Saved entries:

★ ★ ★ ★ ★

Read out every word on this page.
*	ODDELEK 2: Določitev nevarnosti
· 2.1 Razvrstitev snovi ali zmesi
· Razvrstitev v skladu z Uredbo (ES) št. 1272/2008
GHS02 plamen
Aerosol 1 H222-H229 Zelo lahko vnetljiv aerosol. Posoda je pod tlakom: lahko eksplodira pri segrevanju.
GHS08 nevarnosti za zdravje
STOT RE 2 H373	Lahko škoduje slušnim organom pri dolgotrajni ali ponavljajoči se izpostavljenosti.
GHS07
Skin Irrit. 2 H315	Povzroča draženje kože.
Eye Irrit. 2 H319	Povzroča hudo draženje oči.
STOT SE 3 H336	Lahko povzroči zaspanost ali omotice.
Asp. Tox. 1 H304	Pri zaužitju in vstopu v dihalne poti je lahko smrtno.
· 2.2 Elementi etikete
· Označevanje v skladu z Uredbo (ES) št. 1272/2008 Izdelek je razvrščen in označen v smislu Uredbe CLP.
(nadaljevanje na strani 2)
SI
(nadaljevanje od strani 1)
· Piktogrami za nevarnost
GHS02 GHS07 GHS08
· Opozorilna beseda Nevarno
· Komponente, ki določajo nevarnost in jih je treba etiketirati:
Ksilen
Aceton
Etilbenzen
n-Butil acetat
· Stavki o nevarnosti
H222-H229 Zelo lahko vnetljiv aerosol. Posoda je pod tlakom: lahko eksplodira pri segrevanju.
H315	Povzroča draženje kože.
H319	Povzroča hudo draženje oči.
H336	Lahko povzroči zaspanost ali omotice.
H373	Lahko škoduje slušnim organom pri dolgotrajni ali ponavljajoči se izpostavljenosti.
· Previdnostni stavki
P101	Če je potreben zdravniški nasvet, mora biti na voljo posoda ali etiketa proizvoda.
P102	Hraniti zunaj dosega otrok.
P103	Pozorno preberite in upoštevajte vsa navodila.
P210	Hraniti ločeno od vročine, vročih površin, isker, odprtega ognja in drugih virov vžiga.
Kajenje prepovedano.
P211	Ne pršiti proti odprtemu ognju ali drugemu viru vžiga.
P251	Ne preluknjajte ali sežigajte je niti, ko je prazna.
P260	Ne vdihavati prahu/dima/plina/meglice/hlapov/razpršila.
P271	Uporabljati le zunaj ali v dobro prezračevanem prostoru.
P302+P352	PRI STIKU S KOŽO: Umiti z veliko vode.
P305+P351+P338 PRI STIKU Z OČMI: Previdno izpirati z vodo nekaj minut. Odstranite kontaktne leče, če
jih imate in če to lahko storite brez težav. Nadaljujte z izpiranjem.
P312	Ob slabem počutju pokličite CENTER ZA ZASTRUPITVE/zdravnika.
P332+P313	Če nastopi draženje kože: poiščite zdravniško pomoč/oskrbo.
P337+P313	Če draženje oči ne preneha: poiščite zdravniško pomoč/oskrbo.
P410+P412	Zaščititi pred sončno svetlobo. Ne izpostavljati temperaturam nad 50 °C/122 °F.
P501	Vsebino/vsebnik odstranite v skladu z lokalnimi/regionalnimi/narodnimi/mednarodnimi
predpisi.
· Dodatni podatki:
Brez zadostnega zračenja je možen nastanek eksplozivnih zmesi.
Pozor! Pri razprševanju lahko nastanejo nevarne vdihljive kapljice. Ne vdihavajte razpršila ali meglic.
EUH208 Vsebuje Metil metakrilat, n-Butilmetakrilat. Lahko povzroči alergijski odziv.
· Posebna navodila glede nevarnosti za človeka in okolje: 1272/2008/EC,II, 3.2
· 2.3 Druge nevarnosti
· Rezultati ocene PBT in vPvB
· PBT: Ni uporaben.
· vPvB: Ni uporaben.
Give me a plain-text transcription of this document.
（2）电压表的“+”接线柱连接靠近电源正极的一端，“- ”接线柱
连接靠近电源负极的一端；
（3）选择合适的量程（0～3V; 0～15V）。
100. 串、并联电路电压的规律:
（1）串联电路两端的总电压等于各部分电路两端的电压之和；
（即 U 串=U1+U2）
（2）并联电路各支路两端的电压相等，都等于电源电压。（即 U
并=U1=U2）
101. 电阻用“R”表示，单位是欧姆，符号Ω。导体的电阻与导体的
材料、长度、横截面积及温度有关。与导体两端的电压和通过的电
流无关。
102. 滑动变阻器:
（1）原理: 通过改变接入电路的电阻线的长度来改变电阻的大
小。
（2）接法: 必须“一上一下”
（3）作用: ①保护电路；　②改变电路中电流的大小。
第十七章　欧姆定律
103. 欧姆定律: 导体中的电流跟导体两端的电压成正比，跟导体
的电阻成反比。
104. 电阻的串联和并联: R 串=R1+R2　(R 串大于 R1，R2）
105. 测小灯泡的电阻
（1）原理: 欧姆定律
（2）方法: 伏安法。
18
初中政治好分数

★ ★ ★ ★ ★

## WHAT THE TASK REQUIRES
Reproduce the data, keeping every line exactly the same.

## SOLUTION
Read out every word on this page.
*	ODDELEK 2: Določitev nevarnosti
· 2.1 Razvrstitev snovi ali zmesi
· Razvrstitev v skladu z Uredbo (ES) št. 1272/2008
GHS02 plamen
Aerosol 1 H222-H229 Zelo lahko vnetljiv aerosol. Posoda je pod tlakom: lahko eksplodira pri segrevanju.
GHS08 nevarnosti za zdravje
STOT RE 2 H373	Lahko škoduje slušnim organom pri dolgotrajni ali ponavljajoči se izpostavljenosti.
GHS07
Skin Irrit. 2 H315	Povzroča draženje kože.
Eye Irrit. 2 H319	Povzroča hudo draženje oči.
STOT SE 3 H336	Lahko povzroči zaspanost ali omotice.
Asp. Tox. 1 H304	Pri zaužitju in vstopu v dihalne poti je lahko smrtno.
· 2.2 Elementi etikete
· Označevanje v skladu z Uredbo (ES) št. 1272/2008 Izdelek je razvrščen in označen v smislu Uredbe CLP.
(nadaljevanje na strani 2)
SI
(nadaljevanje od strani 1)
· Piktogrami za nevarnost
GHS02 GHS07 GHS08
· Opozorilna beseda Nevarno
· Komponente, ki določajo nevarnost in jih je treba etiketirati:
Ksilen
Aceton
Etilbenzen
n-Butil acetat
· Stavki o nevarnosti
H222-H229 Zelo lahko vnetljiv aerosol. Posoda je pod tlakom: lahko eksplodira pri segrevanju.
H315	Povzroča draženje kože.
H319	Povzroča hudo draženje oči.
H336	Lahko povzroči zaspanost ali omotice.
H373	Lahko škoduje slušnim organom pri dolgotrajni ali ponavljajoči se izpostavljenosti.
· Previdnostni stavki
P101	Če je potreben zdravniški nasvet, mora biti na voljo posoda ali etiketa proizvoda.
P102	Hraniti zunaj dosega otrok.
P103	Pozorno preberite in upoštevajte vsa navodila.
P210	Hraniti ločeno od vročine, vročih površin, isker, odprtega ognja in drugih virov vžiga.
Kajenje prepovedano.
P211	Ne pršiti proti odprtemu ognju ali drugemu viru vžiga.
P251	Ne preluknjajte ali sežigajte je niti, ko je prazna.
P260	Ne vdihavati prahu/dima/plina/meglice/hlapov/razpršila.
P271	Uporabljati le zunaj ali v dobro prezračevanem prostoru.
P302+P352	PRI STIKU S KOŽO: Umiti z veliko vode.
P305+P351+P338 PRI STIKU Z OČMI: Previdno izpirati z vodo nekaj minut. Odstranite kontaktne leče, če
jih imate in če to lahko storite brez težav. Nadaljujte z izpiranjem.
P312	Ob slabem počutju pokličite CENTER ZA ZASTRUPITVE/zdravnika.
P332+P313	Če nastopi draženje kože: poiščite zdravniško pomoč/oskrbo.
P337+P313	Če draženje oči ne preneha: poiščite zdravniško pomoč/oskrbo.
P410+P412	Zaščititi pred sončno svetlobo. Ne izpostavljati temperaturam nad 50 °C/122 °F.
P501	Vsebino/vsebnik odstranite v skladu z lokalnimi/regionalnimi/narodnimi/mednarodnimi
predpisi.
· Dodatni podatki:
Brez zadostnega zračenja je možen nastanek eksplozivnih zmesi.
Pozor! Pri razprševanju lahko nastanejo nevarne vdihljive kapljice. Ne vdihavajte razpršila ali meglic.
EUH208 Vsebuje Metil metakrilat, n-Butilmetakrilat. Lahko povzroči alergijski odziv.
· Posebna navodila glede nevarnosti za človeka in okolje: 1272/2008/EC,II, 3.2
· 2.3 Druge nevarnosti
· Rezultati ocene PBT in vPvB
· PBT: Ni uporaben.
· vPvB: Ni uporaben.
Give me a plain-text transcription of this document.
（2）电压表的“+”接线柱连接靠近电源正极的一端，“- ”接线柱
连接靠近电源负极的一端；
（3）选择合适的量程（0～3V; 0～15V）。
100. 串、并联电路电压的规律:
（1）串联电路两端的总电压等于各部分电路两端的电压之和；
（即 U 串=U1+U2）
（2）并联电路各支路两端的电压相等，都等于电源电压。（即 U
并=U1=U2）
101. 电阻用“R”表示，单位是欧姆，符号Ω。导体的电阻与导体的
材料、长度、横截面积及温度有关。与导体两端的电压和通过的电
流无关。
102. 滑动变阻器:
（1）原理: 通过改变接入电路的电阻线的长度来改变电阻的大
小。
（2）接法: 必须“一上一下”
（3）作用: ①保护电路；　②改变电路中电流的大小。
第十七章　欧姆定律
103. 欧姆定律: 导体中的电流跟导体两端的电压成正比，跟导体
的电阻成反比。
104. 电阻的串联和并联: R 串=R1+R2　(R 串大于 R1，R2）
105. 测小灯泡的电阻
（1）原理: 欧姆定律
（2）方法: 伏安法。
18
初中政治好分数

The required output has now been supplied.